▶ WHAT TO WORK ON: Repeat the material in full. Keep every line exactly as it is.

Figure contents as structured data
***

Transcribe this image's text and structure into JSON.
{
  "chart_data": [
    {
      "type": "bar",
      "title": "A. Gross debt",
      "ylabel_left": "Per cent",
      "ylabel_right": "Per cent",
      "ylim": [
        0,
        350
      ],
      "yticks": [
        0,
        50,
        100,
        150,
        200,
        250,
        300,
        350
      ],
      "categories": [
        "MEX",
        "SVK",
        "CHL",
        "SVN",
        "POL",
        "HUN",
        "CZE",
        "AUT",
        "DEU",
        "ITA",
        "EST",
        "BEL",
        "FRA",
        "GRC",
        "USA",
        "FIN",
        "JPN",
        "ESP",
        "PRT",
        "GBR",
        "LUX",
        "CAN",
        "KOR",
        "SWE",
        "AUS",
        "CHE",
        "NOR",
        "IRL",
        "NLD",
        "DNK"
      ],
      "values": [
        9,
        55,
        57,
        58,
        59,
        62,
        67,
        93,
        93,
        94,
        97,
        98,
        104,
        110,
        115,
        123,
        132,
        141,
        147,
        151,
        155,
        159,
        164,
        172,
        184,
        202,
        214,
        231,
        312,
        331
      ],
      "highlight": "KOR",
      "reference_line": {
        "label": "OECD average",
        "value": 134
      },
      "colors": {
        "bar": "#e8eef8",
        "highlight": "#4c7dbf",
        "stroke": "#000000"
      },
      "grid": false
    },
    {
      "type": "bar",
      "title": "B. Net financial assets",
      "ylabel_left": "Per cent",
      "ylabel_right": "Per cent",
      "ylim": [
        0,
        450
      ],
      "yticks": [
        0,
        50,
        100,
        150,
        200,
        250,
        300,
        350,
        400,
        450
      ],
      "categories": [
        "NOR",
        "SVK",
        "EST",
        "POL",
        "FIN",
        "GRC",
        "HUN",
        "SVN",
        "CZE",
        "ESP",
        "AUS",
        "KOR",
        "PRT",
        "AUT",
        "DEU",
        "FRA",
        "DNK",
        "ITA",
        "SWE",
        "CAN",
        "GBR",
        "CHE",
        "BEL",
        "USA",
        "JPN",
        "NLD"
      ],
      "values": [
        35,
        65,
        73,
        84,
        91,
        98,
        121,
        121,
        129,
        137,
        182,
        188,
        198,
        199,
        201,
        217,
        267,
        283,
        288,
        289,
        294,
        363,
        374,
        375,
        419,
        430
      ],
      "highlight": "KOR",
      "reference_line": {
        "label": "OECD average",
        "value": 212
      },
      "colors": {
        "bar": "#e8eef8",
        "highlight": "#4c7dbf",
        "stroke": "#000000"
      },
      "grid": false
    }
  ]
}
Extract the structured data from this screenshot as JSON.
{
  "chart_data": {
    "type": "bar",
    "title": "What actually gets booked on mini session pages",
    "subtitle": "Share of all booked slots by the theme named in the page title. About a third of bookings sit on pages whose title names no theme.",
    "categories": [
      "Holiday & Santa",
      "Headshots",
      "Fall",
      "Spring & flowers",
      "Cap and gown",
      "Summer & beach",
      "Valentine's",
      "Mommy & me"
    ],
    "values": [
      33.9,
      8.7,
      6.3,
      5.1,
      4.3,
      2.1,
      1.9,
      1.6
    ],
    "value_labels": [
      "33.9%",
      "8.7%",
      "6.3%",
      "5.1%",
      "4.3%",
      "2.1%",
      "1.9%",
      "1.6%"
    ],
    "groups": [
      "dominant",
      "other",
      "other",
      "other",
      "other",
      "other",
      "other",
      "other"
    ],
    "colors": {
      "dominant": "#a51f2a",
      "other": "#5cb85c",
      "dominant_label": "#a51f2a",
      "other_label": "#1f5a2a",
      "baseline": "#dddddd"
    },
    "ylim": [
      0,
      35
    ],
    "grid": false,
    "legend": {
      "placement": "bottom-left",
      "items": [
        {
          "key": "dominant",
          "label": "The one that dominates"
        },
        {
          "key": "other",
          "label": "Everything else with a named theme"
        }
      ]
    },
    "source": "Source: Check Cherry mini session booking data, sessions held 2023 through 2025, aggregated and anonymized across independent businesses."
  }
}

***

▶ RESPONSE TO THIS TASK:
Transcribe this image's text and structure into JSON.
{
  "chart_data": [
    {
      "type": "bar",
      "title": "A. Gross debt",
      "ylabel_left": "Per cent",
      "ylabel_right": "Per cent",
      "ylim": [
        0,
        350
      ],
      "yticks": [
        0,
        50,
        100,
        150,
        200,
        250,
        300,
        350
      ],
      "categories": [
        "MEX",
        "SVK",
        "CHL",
        "SVN",
        "POL",
        "HUN",
        "CZE",
        "AUT",
        "DEU",
        "ITA",
        "EST",
        "BEL",
        "FRA",
        "GRC",
        "USA",
        "FIN",
        "JPN",
        "ESP",
        "PRT",
        "GBR",
        "LUX",
        "CAN",
        "KOR",
        "SWE",
        "AUS",
        "CHE",
        "NOR",
        "IRL",
        "NLD",
        "DNK"
      ],
      "values": [
        9,
        55,
        57,
        58,
        59,
        62,
        67,
        93,
        93,
        94,
        97,
        98,
        104,
        110,
        115,
        123,
        132,
        141,
        147,
        151,
        155,
        159,
        164,
        172,
        184,
        202,
        214,
        231,
        312,
        331
      ],
      "highlight": "KOR",
      "reference_line": {
        "label": "OECD average",
        "value": 134
      },
      "colors": {
        "bar": "#e8eef8",
        "highlight": "#4c7dbf",
        "stroke": "#000000"
      },
      "grid": false
    },
    {
      "type": "bar",
      "title": "B. Net financial assets",
      "ylabel_left": "Per cent",
      "ylabel_right": "Per cent",
      "ylim": [
        0,
        450
      ],
      "yticks": [
        0,
        50,
        100,
        150,
        200,
        250,
        300,
        350,
        400,
        450
      ],
      "categories": [
        "NOR",
        "SVK",
        "EST",
        "POL",
        "FIN",
        "GRC",
        "HUN",
        "SVN",
        "CZE",
        "ESP",
        "AUS",
        "KOR",
        "PRT",
        "AUT",
        "DEU",
        "FRA",
        "DNK",
        "ITA",
        "SWE",
        "CAN",
        "GBR",
        "CHE",
        "BEL",
        "USA",
        "JPN",
        "NLD"
      ],
      "values": [
        35,
        65,
        73,
        84,
        91,
        98,
        121,
        121,
        129,
        137,
        182,
        188,
        198,
        199,
        201,
        217,
        267,
        283,
        288,
        289,
        294,
        363,
        374,
        375,
        419,
        430
      ],
      "highlight": "KOR",
      "reference_line": {
        "label": "OECD average",
        "value": 212
      },
      "colors": {
        "bar": "#e8eef8",
        "highlight": "#4c7dbf",
        "stroke": "#000000"
      },
      "grid": false
    }
  ]
}
Extract the structured data from this screenshot as JSON.
{
  "chart_data": {
    "type": "bar",
    "title": "What actually gets booked on mini session pages",
    "subtitle": "Share of all booked slots by the theme named in the page title. About a third of bookings sit on pages whose title names no theme.",
    "categories": [
      "Holiday & Santa",
      "Headshots",
      "Fall",
      "Spring & flowers",
      "Cap and gown",
      "Summer & beach",
      "Valentine's",
      "Mommy & me"
    ],
    "values": [
      33.9,
      8.7,
      6.3,
      5.1,
      4.3,
      2.1,
      1.9,
      1.6
    ],
    "value_labels": [
      "33.9%",
      "8.7%",
      "6.3%",
      "5.1%",
      "4.3%",
      "2.1%",
      "1.9%",
      "1.6%"
    ],
    "groups": [
      "dominant",
      "other",
      "other",
      "other",
      "other",
      "other",
      "other",
      "other"
    ],
    "colors": {
      "dominant": "#a51f2a",
      "other": "#5cb85c",
      "dominant_label": "#a51f2a",
      "other_label": "#1f5a2a",
      "baseline": "#dddddd"
    },
    "ylim": [
      0,
      35
    ],
    "grid": false,
    "legend": {
      "placement": "bottom-left",
      "items": [
        {
          "key": "dominant",
          "label": "The one that dominates"
        },
        {
          "key": "other",
          "label": "Everything else with a named theme"
        }
      ]
    },
    "source": "Source: Check Cherry mini session booking data, sessions held 2023 through 2025, aggregated and anonymized across independent businesses."
  }
}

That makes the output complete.